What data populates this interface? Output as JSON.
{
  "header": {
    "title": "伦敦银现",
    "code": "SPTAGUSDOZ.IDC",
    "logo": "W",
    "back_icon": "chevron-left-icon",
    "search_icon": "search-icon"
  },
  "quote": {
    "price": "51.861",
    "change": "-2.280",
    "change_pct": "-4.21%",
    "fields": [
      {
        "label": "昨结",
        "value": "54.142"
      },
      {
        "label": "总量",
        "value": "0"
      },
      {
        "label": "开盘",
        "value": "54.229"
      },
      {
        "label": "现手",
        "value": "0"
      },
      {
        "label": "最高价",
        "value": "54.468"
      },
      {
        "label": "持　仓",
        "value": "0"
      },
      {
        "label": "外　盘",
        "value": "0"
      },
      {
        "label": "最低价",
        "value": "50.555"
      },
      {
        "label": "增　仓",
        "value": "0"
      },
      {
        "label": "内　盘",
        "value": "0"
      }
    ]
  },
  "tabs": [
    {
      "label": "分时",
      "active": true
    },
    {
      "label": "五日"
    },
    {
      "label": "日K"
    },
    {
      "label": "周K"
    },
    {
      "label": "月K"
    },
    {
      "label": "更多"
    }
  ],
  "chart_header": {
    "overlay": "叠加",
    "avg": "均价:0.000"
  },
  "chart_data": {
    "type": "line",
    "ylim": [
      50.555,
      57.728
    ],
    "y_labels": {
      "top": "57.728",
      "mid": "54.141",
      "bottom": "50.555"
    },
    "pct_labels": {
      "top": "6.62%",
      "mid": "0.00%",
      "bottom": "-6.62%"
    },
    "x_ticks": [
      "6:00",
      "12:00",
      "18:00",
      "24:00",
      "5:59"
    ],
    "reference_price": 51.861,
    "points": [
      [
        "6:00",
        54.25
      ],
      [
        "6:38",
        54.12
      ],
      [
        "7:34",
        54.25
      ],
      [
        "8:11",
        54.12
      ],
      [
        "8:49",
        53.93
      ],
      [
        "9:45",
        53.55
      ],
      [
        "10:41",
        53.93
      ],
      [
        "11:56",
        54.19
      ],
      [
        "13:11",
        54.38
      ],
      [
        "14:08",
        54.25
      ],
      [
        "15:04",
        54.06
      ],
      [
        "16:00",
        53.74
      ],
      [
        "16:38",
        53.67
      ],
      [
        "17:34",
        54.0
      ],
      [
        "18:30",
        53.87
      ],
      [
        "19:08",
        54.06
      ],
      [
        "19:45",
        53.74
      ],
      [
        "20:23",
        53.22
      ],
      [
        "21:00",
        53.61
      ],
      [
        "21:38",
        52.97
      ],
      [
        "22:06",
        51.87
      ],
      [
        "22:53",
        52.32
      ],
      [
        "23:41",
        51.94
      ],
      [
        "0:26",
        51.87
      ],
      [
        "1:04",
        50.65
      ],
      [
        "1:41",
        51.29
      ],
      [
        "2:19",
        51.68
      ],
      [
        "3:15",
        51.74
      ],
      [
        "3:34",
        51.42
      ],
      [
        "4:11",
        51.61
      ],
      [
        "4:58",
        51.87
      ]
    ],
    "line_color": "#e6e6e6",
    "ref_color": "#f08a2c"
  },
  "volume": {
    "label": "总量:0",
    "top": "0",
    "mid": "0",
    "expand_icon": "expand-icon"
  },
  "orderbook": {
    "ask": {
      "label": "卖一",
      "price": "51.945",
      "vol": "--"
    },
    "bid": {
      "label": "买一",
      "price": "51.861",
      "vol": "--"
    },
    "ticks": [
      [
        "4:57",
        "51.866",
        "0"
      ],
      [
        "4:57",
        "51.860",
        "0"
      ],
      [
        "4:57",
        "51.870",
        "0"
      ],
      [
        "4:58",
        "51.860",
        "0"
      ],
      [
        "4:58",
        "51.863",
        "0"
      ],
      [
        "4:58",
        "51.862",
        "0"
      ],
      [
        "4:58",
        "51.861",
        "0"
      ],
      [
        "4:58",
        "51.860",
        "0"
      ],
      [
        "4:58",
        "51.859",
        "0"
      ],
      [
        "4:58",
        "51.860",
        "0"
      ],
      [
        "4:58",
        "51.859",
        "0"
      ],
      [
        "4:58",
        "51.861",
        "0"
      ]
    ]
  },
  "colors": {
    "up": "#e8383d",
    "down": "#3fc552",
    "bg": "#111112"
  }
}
○ ○ ○ ○ ○ ○ ○
Challenge: Output the full listing exactly as it stands.

Exercise response:
What data populates this interface? Output as JSON.
{
  "header": {
    "title": "伦敦银现",
    "code": "SPTAGUSDOZ.IDC",
    "logo": "W",
    "back_icon": "chevron-left-icon",
    "search_icon": "search-icon"
  },
  "quote": {
    "price": "51.861",
    "change": "-2.280",
    "change_pct": "-4.21%",
    "fields": [
      {
        "label": "昨结",
        "value": "54.142"
      },
      {
        "label": "总量",
        "value": "0"
      },
      {
        "label": "开盘",
        "value": "54.229"
      },
      {
        "label": "现手",
        "value": "0"
      },
      {
        "label": "最高价",
        "value": "54.468"
      },
      {
        "label": "持　仓",
        "value": "0"
      },
      {
        "label": "外　盘",
        "value": "0"
      },
      {
        "label": "最低价",
        "value": "50.555"
      },
      {
        "label": "增　仓",
        "value": "0"
      },
      {
        "label": "内　盘",
        "value": "0"
      }
    ]
  },
  "tabs": [
    {
      "label": "分时",
      "active": true
    },
    {
      "label": "五日"
    },
    {
      "label": "日K"
    },
    {
      "label": "周K"
    },
    {
      "label": "月K"
    },
    {
      "label": "更多"
    }
  ],
  "chart_header": {
    "overlay": "叠加",
    "avg": "均价:0.000"
  },
  "chart_data": {
    "type": "line",
    "ylim": [
      50.555,
      57.728
    ],
    "y_labels": {
      "top": "57.728",
      "mid": "54.141",
      "bottom": "50.555"
    },
    "pct_labels": {
      "top": "6.62%",
      "mid": "0.00%",
      "bottom": "-6.62%"
    },
    "x_ticks": [
      "6:00",
      "12:00",
      "18:00",
      "24:00",
      "5:59"
    ],
    "reference_price": 51.861,
    "points": [
      [
        "6:00",
        54.25
      ],
      [
        "6:38",
        54.12
      ],
      [
        "7:34",
        54.25
      ],
      [
        "8:11",
        54.12
      ],
      [
        "8:49",
        53.93
      ],
      [
        "9:45",
        53.55
      ],
      [
        "10:41",
        53.93
      ],
      [
        "11:56",
        54.19
      ],
      [
        "13:11",
        54.38
      ],
      [
        "14:08",
        54.25
      ],
      [
        "15:04",
        54.06
      ],
      [
        "16:00",
        53.74
      ],
      [
        "16:38",
        53.67
      ],
      [
        "17:34",
        54.0
      ],
      [
        "18:30",
        53.87
      ],
      [
        "19:08",
        54.06
      ],
      [
        "19:45",
        53.74
      ],
      [
        "20:23",
        53.22
      ],
      [
        "21:00",
        53.61
      ],
      [
        "21:38",
        52.97
      ],
      [
        "22:06",
        51.87
      ],
      [
        "22:53",
        52.32
      ],
      [
        "23:41",
        51.94
      ],
      [
        "0:26",
        51.87
      ],
      [
        "1:04",
        50.65
      ],
      [
        "1:41",
        51.29
      ],
      [
        "2:19",
        51.68
      ],
      [
        "3:15",
        51.74
      ],
      [
        "3:34",
        51.42
      ],
      [
        "4:11",
        51.61
      ],
      [
        "4:58",
        51.87
      ]
    ],
    "line_color": "#e6e6e6",
    "ref_color": "#f08a2c"
  },
  "volume": {
    "label": "总量:0",
    "top": "0",
    "mid": "0",
    "expand_icon": "expand-icon"
  },
  "orderbook": {
    "ask": {
      "label": "卖一",
      "price": "51.945",
      "vol": "--"
    },
    "bid": {
      "label": "买一",
      "price": "51.861",
      "vol": "--"
    },
    "ticks": [
      [
        "4:57",
        "51.866",
        "0"
      ],
      [
        "4:57",
        "51.860",
        "0"
      ],
      [
        "4:57",
        "51.870",
        "0"
      ],
      [
        "4:58",
        "51.860",
        "0"
      ],
      [
        "4:58",
        "51.863",
        "0"
      ],
      [
        "4:58",
        "51.862",
        "0"
      ],
      [
        "4:58",
        "51.861",
        "0"
      ],
      [
        "4:58",
        "51.860",
        "0"
      ],
      [
        "4:58",
        "51.859",
        "0"
      ],
      [
        "4:58",
        "51.860",
        "0"
      ],
      [
        "4:58",
        "51.859",
        "0"
      ],
      [
        "4:58",
        "51.861",
        "0"
      ]
    ]
  },
  "colors": {
    "up": "#e8383d",
    "down": "#3fc552",
    "bg": "#111112"
  }
}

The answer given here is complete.